Requirements
Reproduce all the entries exactly.

* * *

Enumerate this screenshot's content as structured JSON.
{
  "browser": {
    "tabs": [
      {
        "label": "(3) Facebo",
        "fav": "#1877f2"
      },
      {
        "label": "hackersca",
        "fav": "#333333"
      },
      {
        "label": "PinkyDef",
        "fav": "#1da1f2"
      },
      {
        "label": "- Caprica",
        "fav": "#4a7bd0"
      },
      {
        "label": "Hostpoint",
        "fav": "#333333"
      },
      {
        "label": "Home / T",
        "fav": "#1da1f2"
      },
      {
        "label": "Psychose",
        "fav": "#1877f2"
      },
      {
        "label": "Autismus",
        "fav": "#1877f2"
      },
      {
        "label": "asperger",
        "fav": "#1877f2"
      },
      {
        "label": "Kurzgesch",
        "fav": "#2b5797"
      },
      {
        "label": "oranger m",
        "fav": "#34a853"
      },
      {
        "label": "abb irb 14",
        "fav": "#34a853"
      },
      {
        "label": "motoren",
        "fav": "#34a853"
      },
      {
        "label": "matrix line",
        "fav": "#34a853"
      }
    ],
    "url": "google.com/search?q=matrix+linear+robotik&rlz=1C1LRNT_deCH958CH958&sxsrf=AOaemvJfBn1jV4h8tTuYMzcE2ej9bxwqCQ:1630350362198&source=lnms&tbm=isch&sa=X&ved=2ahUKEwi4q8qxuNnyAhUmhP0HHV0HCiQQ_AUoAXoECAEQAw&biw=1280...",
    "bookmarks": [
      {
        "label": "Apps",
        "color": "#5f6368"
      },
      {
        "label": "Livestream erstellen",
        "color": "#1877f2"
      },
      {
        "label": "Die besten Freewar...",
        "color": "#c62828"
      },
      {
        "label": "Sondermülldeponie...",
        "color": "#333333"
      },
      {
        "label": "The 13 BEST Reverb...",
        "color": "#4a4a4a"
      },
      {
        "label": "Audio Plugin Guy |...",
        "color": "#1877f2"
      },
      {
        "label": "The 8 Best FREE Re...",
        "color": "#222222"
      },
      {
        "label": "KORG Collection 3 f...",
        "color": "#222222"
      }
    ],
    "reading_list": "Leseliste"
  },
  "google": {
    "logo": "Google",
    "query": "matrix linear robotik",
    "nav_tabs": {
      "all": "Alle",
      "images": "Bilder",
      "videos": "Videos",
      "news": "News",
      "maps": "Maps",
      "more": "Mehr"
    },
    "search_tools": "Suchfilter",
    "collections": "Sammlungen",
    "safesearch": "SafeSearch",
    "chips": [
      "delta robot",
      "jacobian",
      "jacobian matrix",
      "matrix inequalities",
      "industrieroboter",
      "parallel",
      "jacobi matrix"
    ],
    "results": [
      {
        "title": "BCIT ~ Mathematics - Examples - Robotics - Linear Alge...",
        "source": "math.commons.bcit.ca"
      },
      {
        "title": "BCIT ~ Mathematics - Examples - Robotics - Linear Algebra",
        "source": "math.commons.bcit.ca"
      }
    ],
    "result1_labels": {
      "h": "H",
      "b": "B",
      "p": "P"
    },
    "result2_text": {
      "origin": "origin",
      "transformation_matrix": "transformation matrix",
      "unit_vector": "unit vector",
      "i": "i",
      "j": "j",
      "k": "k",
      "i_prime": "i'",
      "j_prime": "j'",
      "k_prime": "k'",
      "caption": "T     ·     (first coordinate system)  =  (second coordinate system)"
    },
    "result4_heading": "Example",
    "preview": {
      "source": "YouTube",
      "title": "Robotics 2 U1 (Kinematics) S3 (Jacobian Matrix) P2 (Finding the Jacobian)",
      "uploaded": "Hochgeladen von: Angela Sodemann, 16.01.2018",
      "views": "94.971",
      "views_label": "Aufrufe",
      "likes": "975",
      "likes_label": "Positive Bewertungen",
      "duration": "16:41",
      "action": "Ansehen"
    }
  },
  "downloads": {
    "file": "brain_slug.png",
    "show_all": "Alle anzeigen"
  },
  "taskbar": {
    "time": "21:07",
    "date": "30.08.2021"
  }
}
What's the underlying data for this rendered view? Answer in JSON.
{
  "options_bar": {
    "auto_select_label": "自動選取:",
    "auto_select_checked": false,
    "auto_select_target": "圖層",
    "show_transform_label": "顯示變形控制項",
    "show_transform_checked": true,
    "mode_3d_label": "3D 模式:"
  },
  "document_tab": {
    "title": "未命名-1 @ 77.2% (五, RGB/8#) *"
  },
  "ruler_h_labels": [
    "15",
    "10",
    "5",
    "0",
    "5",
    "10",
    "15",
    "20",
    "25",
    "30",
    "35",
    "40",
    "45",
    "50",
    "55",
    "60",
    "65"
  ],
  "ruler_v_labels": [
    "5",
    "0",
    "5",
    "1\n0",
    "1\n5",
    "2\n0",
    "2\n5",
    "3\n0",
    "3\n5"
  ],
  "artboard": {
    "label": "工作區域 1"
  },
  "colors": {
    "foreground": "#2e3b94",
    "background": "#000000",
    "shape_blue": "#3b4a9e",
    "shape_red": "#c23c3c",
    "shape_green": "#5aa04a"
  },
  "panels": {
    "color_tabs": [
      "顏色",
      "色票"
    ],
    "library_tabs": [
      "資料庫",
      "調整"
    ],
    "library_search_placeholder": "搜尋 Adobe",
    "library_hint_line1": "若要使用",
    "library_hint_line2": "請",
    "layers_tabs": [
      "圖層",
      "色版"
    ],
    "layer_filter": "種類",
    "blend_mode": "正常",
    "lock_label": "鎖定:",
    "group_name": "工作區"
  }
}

* * *

Exercise response
Enumerate this screenshot's content as structured JSON.
{
  "browser": {
    "tabs": [
      {
        "label": "(3) Facebo",
        "fav": "#1877f2"
      },
      {
        "label": "hackersca",
        "fav": "#333333"
      },
      {
        "label": "PinkyDef",
        "fav": "#1da1f2"
      },
      {
        "label": "- Caprica",
        "fav": "#4a7bd0"
      },
      {
        "label": "Hostpoint",
        "fav": "#333333"
      },
      {
        "label": "Home / T",
        "fav": "#1da1f2"
      },
      {
        "label": "Psychose",
        "fav": "#1877f2"
      },
      {
        "label": "Autismus",
        "fav": "#1877f2"
      },
      {
        "label": "asperger",
        "fav": "#1877f2"
      },
      {
        "label": "Kurzgesch",
        "fav": "#2b5797"
      },
      {
        "label": "oranger m",
        "fav": "#34a853"
      },
      {
        "label": "abb irb 14",
        "fav": "#34a853"
      },
      {
        "label": "motoren",
        "fav": "#34a853"
      },
      {
        "label": "matrix line",
        "fav": "#34a853"
      }
    ],
    "url": "google.com/search?q=matrix+linear+robotik&rlz=1C1LRNT_deCH958CH958&sxsrf=AOaemvJfBn1jV4h8tTuYMzcE2ej9bxwqCQ:1630350362198&source=lnms&tbm=isch&sa=X&ved=2ahUKEwi4q8qxuNnyAhUmhP0HHV0HCiQQ_AUoAXoECAEQAw&biw=1280...",
    "bookmarks": [
      {
        "label": "Apps",
        "color": "#5f6368"
      },
      {
        "label": "Livestream erstellen",
        "color": "#1877f2"
      },
      {
        "label": "Die besten Freewar...",
        "color": "#c62828"
      },
      {
        "label": "Sondermülldeponie...",
        "color": "#333333"
      },
      {
        "label": "The 13 BEST Reverb...",
        "color": "#4a4a4a"
      },
      {
        "label": "Audio Plugin Guy |...",
        "color": "#1877f2"
      },
      {
        "label": "The 8 Best FREE Re...",
        "color": "#222222"
      },
      {
        "label": "KORG Collection 3 f...",
        "color": "#222222"
      }
    ],
    "reading_list": "Leseliste"
  },
  "google": {
    "logo": "Google",
    "query": "matrix linear robotik",
    "nav_tabs": {
      "all": "Alle",
      "images": "Bilder",
      "videos": "Videos",
      "news": "News",
      "maps": "Maps",
      "more": "Mehr"
    },
    "search_tools": "Suchfilter",
    "collections": "Sammlungen",
    "safesearch": "SafeSearch",
    "chips": [
      "delta robot",
      "jacobian",
      "jacobian matrix",
      "matrix inequalities",
      "industrieroboter",
      "parallel",
      "jacobi matrix"
    ],
    "results": [
      {
        "title": "BCIT ~ Mathematics - Examples - Robotics - Linear Alge...",
        "source": "math.commons.bcit.ca"
      },
      {
        "title": "BCIT ~ Mathematics - Examples - Robotics - Linear Algebra",
        "source": "math.commons.bcit.ca"
      }
    ],
    "result1_labels": {
      "h": "H",
      "b": "B",
      "p": "P"
    },
    "result2_text": {
      "origin": "origin",
      "transformation_matrix": "transformation matrix",
      "unit_vector": "unit vector",
      "i": "i",
      "j": "j",
      "k": "k",
      "i_prime": "i'",
      "j_prime": "j'",
      "k_prime": "k'",
      "caption": "T     ·     (first coordinate system)  =  (second coordinate system)"
    },
    "result4_heading": "Example",
    "preview": {
      "source": "YouTube",
      "title": "Robotics 2 U1 (Kinematics) S3 (Jacobian Matrix) P2 (Finding the Jacobian)",
      "uploaded": "Hochgeladen von: Angela Sodemann, 16.01.2018",
      "views": "94.971",
      "views_label": "Aufrufe",
      "likes": "975",
      "likes_label": "Positive Bewertungen",
      "duration": "16:41",
      "action": "Ansehen"
    }
  },
  "downloads": {
    "file": "brain_slug.png",
    "show_all": "Alle anzeigen"
  },
  "taskbar": {
    "time": "21:07",
    "date": "30.08.2021"
  }
}
What's the underlying data for this rendered view? Answer in JSON.
{
  "options_bar": {
    "auto_select_label": "自動選取:",
    "auto_select_checked": false,
    "auto_select_target": "圖層",
    "show_transform_label": "顯示變形控制項",
    "show_transform_checked": true,
    "mode_3d_label": "3D 模式:"
  },
  "document_tab": {
    "title": "未命名-1 @ 77.2% (五, RGB/8#) *"
  },
  "ruler_h_labels": [
    "15",
    "10",
    "5",
    "0",
    "5",
    "10",
    "15",
    "20",
    "25",
    "30",
    "35",
    "40",
    "45",
    "50",
    "55",
    "60",
    "65"
  ],
  "ruler_v_labels": [
    "5",
    "0",
    "5",
    "1\n0",
    "1\n5",
    "2\n0",
    "2\n5",
    "3\n0",
    "3\n5"
  ],
  "artboard": {
    "label": "工作區域 1"
  },
  "colors": {
    "foreground": "#2e3b94",
    "background": "#000000",
    "shape_blue": "#3b4a9e",
    "shape_red": "#c23c3c",
    "shape_green": "#5aa04a"
  },
  "panels": {
    "color_tabs": [
      "顏色",
      "色票"
    ],
    "library_tabs": [
      "資料庫",
      "調整"
    ],
    "library_search_placeholder": "搜尋 Adobe",
    "library_hint_line1": "若要使用",
    "library_hint_line2": "請",
    "layers_tabs": [
      "圖層",
      "色版"
    ],
    "layer_filter": "種類",
    "blend_mode": "正常",
    "lock_label": "鎖定:",
    "group_name": "工作區"
  }
}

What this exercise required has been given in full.